▶ _Your goal_
Keep the pictures out of the copy and repeat the records exactly.

▶ _Supplied records_
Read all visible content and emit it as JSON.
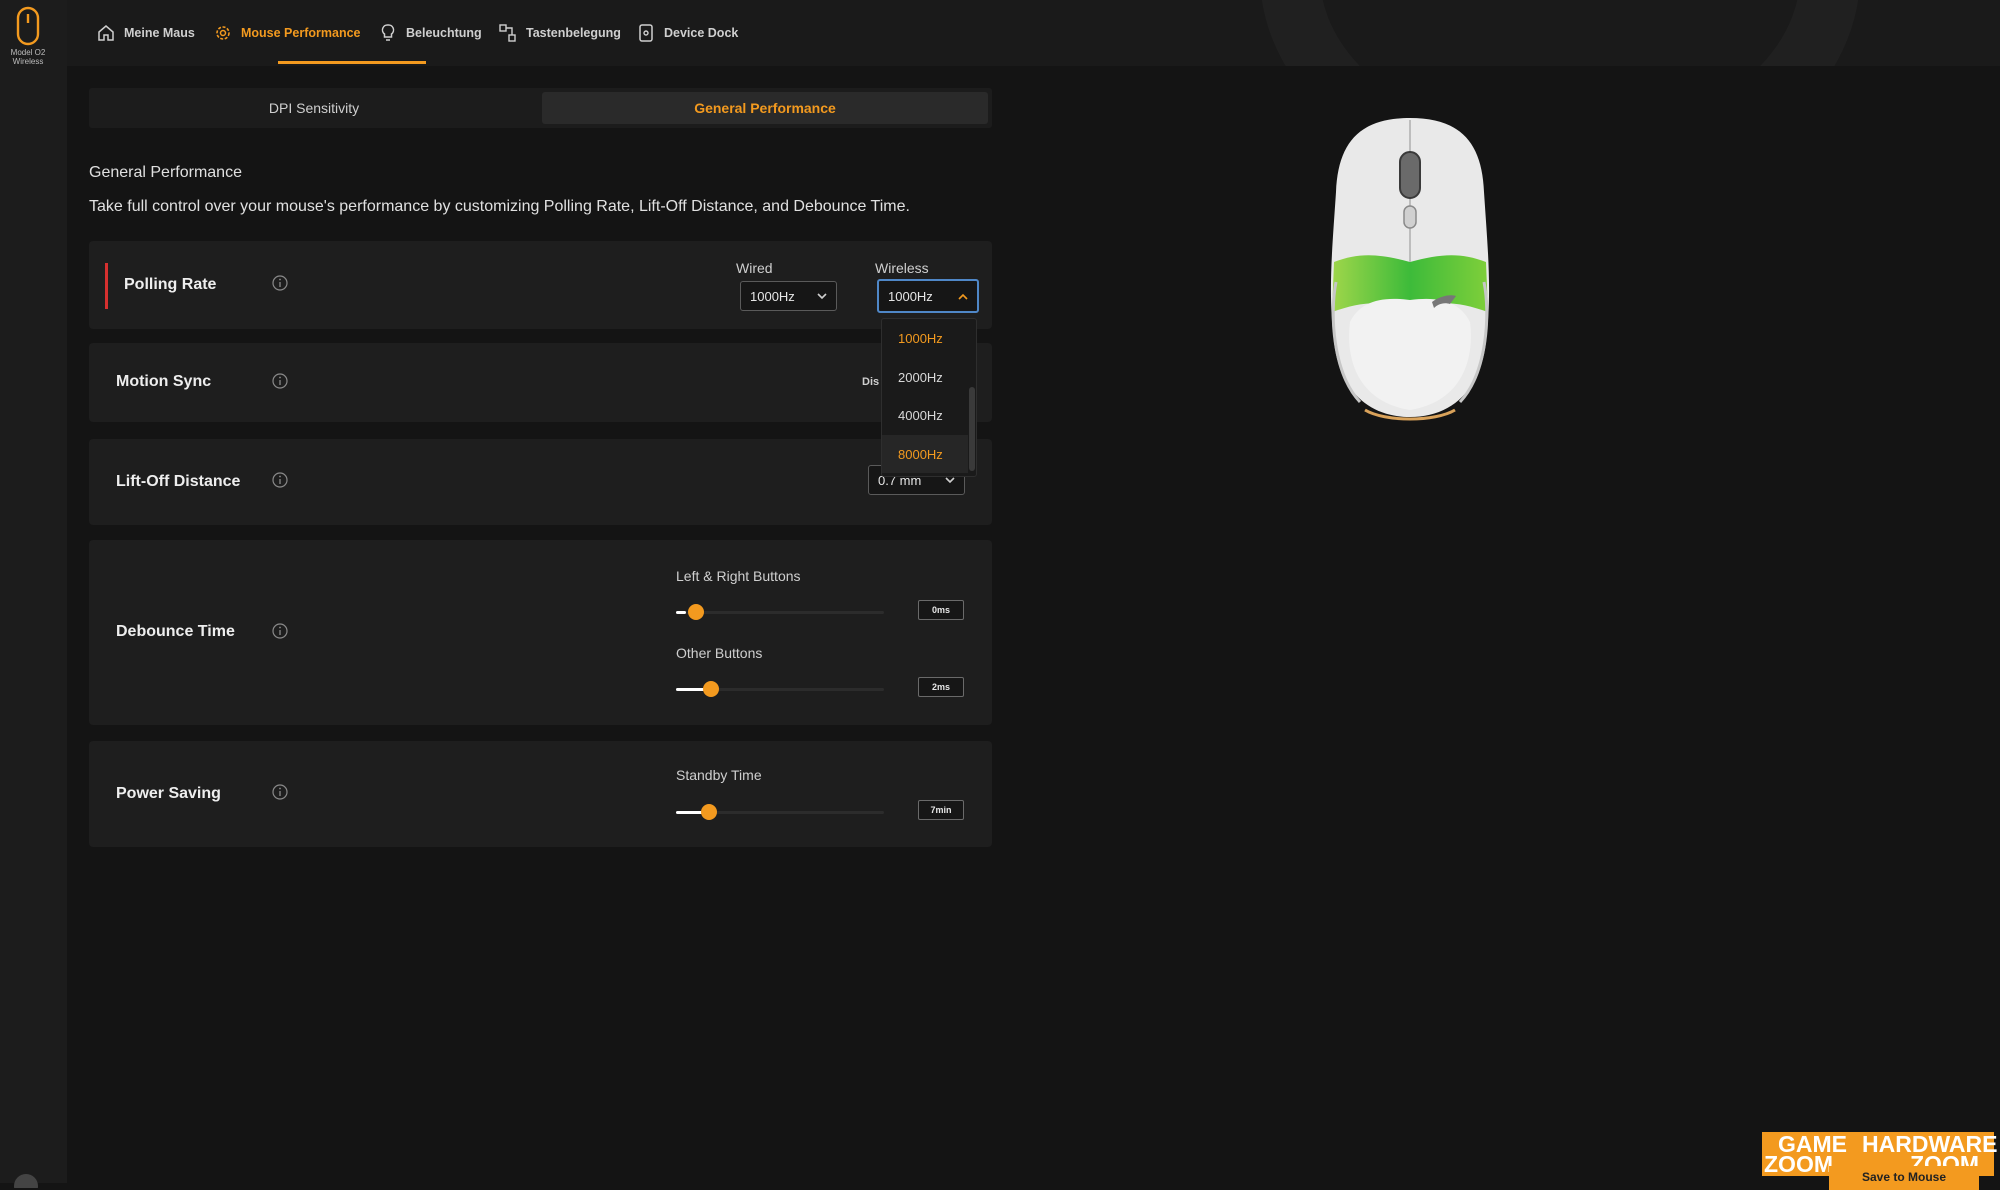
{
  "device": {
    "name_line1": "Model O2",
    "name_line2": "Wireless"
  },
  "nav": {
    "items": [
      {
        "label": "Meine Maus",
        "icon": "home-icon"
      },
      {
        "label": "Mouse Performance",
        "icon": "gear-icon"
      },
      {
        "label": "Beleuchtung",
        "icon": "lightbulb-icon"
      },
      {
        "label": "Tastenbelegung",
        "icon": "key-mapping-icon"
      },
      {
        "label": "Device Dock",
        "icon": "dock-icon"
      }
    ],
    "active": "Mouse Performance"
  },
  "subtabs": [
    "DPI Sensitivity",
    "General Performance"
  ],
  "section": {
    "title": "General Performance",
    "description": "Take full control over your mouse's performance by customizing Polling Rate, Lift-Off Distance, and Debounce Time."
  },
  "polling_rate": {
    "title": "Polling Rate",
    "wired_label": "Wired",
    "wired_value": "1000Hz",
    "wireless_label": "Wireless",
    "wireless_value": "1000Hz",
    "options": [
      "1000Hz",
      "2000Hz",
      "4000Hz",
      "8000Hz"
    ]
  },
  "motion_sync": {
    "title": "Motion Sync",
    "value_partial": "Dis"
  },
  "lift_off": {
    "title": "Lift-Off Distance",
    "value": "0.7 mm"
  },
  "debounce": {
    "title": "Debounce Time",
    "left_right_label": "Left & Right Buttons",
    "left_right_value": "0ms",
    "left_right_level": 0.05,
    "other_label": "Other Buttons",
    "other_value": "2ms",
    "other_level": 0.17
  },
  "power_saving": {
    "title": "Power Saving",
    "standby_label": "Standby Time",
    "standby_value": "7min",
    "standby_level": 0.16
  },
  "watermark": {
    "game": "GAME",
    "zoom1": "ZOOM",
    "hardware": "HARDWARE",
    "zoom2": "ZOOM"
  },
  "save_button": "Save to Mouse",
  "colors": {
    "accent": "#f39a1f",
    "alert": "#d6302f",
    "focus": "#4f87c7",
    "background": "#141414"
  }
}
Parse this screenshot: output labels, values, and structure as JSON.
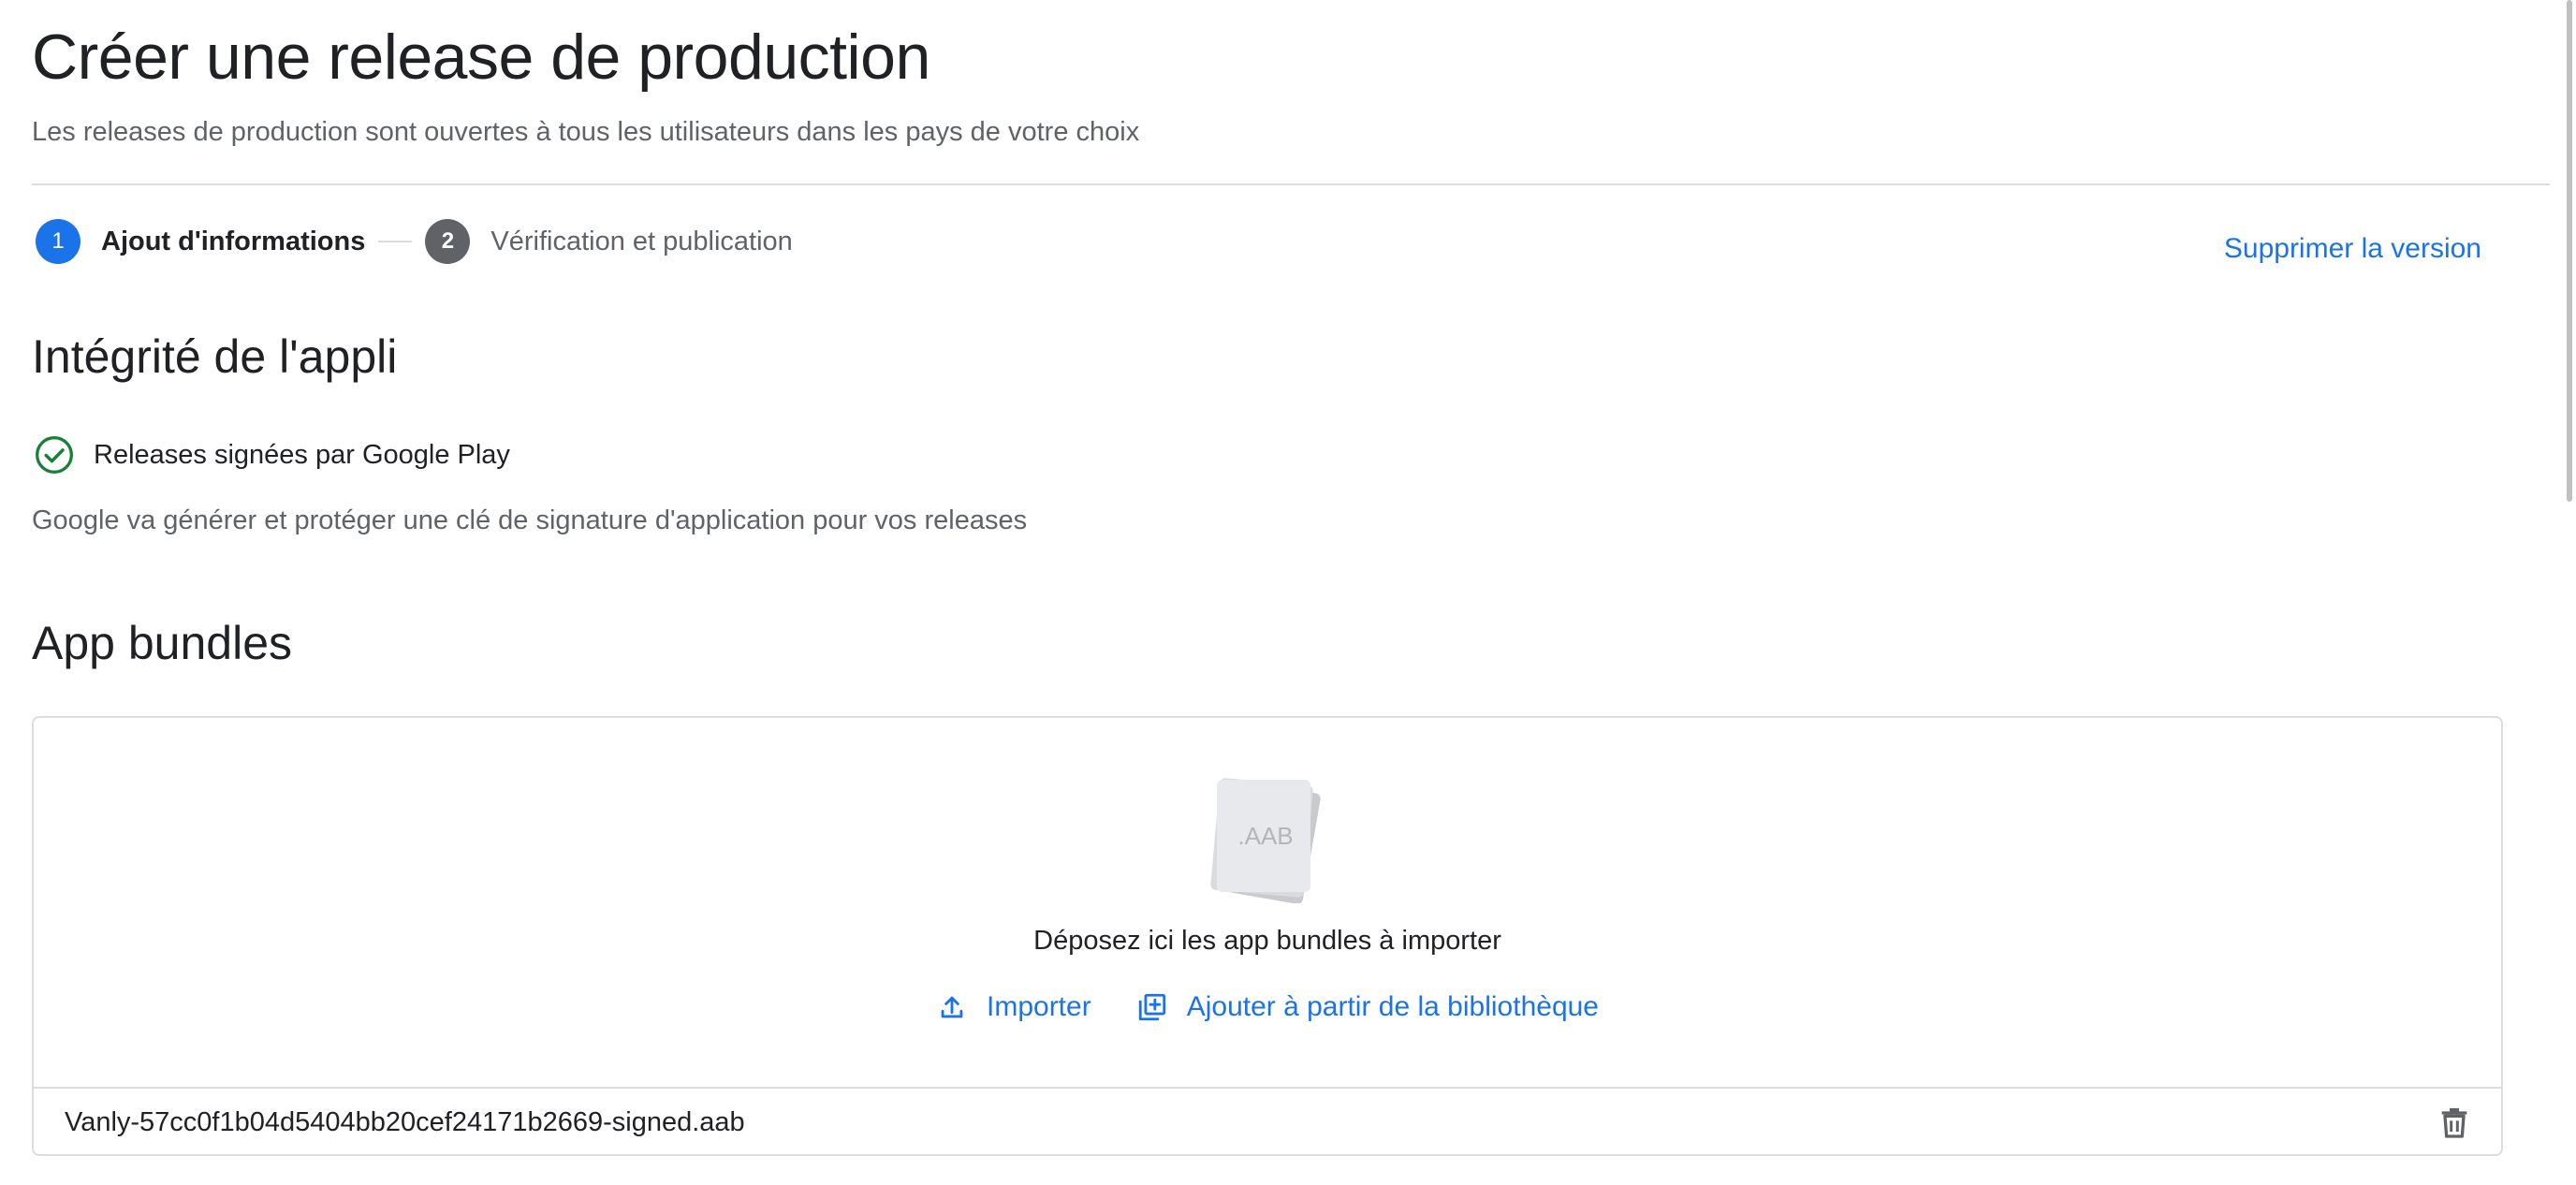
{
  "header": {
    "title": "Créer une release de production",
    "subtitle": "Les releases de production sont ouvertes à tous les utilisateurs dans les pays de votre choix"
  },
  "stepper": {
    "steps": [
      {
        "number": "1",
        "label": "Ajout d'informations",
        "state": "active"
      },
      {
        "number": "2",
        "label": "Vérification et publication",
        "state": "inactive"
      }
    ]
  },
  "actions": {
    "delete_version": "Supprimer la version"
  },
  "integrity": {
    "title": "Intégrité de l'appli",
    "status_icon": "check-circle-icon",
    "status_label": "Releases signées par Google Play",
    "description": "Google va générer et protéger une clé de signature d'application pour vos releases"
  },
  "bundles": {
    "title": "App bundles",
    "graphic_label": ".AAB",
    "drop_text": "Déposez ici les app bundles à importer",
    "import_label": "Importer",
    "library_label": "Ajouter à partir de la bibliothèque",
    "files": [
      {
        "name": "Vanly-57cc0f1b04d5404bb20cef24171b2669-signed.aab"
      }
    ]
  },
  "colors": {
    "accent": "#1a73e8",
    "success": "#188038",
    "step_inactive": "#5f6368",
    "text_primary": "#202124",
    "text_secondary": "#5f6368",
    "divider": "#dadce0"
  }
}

▶ _The reply_
Read all visible content and emit it as JSON.
{
  "device": {
    "name_line1": "Model O2",
    "name_line2": "Wireless"
  },
  "nav": {
    "items": [
      {
        "label": "Meine Maus",
        "icon": "home-icon"
      },
      {
        "label": "Mouse Performance",
        "icon": "gear-icon"
      },
      {
        "label": "Beleuchtung",
        "icon": "lightbulb-icon"
      },
      {
        "label": "Tastenbelegung",
        "icon": "key-mapping-icon"
      },
      {
        "label": "Device Dock",
        "icon": "dock-icon"
      }
    ],
    "active": "Mouse Performance"
  },
  "subtabs": [
    "DPI Sensitivity",
    "General Performance"
  ],
  "section": {
    "title": "General Performance",
    "description": "Take full control over your mouse's performance by customizing Polling Rate, Lift-Off Distance, and Debounce Time."
  },
  "polling_rate": {
    "title": "Polling Rate",
    "wired_label": "Wired",
    "wired_value": "1000Hz",
    "wireless_label": "Wireless",
    "wireless_value": "1000Hz",
    "options": [
      "1000Hz",
      "2000Hz",
      "4000Hz",
      "8000Hz"
    ]
  },
  "motion_sync": {
    "title": "Motion Sync",
    "value_partial": "Dis"
  },
  "lift_off": {
    "title": "Lift-Off Distance",
    "value": "0.7 mm"
  },
  "debounce": {
    "title": "Debounce Time",
    "left_right_label": "Left & Right Buttons",
    "left_right_value": "0ms",
    "left_right_level": 0.05,
    "other_label": "Other Buttons",
    "other_value": "2ms",
    "other_level": 0.17
  },
  "power_saving": {
    "title": "Power Saving",
    "standby_label": "Standby Time",
    "standby_value": "7min",
    "standby_level": 0.16
  },
  "watermark": {
    "game": "GAME",
    "zoom1": "ZOOM",
    "hardware": "HARDWARE",
    "zoom2": "ZOOM"
  },
  "save_button": "Save to Mouse",
  "colors": {
    "accent": "#f39a1f",
    "alert": "#d6302f",
    "focus": "#4f87c7",
    "background": "#141414"
  }
}
Parse this screenshot: output labels, values, and structure as JSON.
{
  "header": {
    "title": "Créer une release de production",
    "subtitle": "Les releases de production sont ouvertes à tous les utilisateurs dans les pays de votre choix"
  },
  "stepper": {
    "steps": [
      {
        "number": "1",
        "label": "Ajout d'informations",
        "state": "active"
      },
      {
        "number": "2",
        "label": "Vérification et publication",
        "state": "inactive"
      }
    ]
  },
  "actions": {
    "delete_version": "Supprimer la version"
  },
  "integrity": {
    "title": "Intégrité de l'appli",
    "status_icon": "check-circle-icon",
    "status_label": "Releases signées par Google Play",
    "description": "Google va générer et protéger une clé de signature d'application pour vos releases"
  },
  "bundles": {
    "title": "App bundles",
    "graphic_label": ".AAB",
    "drop_text": "Déposez ici les app bundles à importer",
    "import_label": "Importer",
    "library_label": "Ajouter à partir de la bibliothèque",
    "files": [
      {
        "name": "Vanly-57cc0f1b04d5404bb20cef24171b2669-signed.aab"
      }
    ]
  },
  "colors": {
    "accent": "#1a73e8",
    "success": "#188038",
    "step_inactive": "#5f6368",
    "text_primary": "#202124",
    "text_secondary": "#5f6368",
    "divider": "#dadce0"
  }
}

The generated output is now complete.